▼▼▼

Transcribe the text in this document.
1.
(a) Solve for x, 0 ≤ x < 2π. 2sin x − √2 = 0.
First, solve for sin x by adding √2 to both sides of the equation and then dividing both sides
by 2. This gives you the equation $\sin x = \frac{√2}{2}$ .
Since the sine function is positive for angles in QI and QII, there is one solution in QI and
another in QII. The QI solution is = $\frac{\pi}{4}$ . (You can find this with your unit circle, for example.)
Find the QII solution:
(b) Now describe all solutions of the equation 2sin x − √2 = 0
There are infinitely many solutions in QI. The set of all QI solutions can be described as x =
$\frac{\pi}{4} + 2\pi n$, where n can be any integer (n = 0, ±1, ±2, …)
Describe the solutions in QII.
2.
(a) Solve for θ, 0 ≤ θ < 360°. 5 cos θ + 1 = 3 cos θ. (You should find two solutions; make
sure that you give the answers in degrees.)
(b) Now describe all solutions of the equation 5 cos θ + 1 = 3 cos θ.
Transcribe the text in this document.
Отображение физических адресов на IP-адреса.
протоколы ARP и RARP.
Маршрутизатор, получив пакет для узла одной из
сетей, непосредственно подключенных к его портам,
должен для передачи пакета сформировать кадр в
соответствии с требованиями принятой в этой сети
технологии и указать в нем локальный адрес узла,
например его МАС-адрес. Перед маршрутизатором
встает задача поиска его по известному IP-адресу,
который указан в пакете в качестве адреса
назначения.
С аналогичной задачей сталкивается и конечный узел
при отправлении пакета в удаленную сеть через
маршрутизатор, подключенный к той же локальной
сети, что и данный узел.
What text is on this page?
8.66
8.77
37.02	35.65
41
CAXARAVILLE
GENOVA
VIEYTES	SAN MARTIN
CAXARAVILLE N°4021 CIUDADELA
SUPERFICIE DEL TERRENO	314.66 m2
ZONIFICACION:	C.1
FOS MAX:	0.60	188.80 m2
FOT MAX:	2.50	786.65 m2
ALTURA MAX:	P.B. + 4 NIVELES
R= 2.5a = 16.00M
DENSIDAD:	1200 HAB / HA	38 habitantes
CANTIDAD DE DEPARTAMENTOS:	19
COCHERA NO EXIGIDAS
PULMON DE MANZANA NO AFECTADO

▲▲▲

» EXERCISE PROMPT:
What is the number of lines that contain "узла"? Reply with that number alone.

» SOLUTION TO THE PROBLEM:
2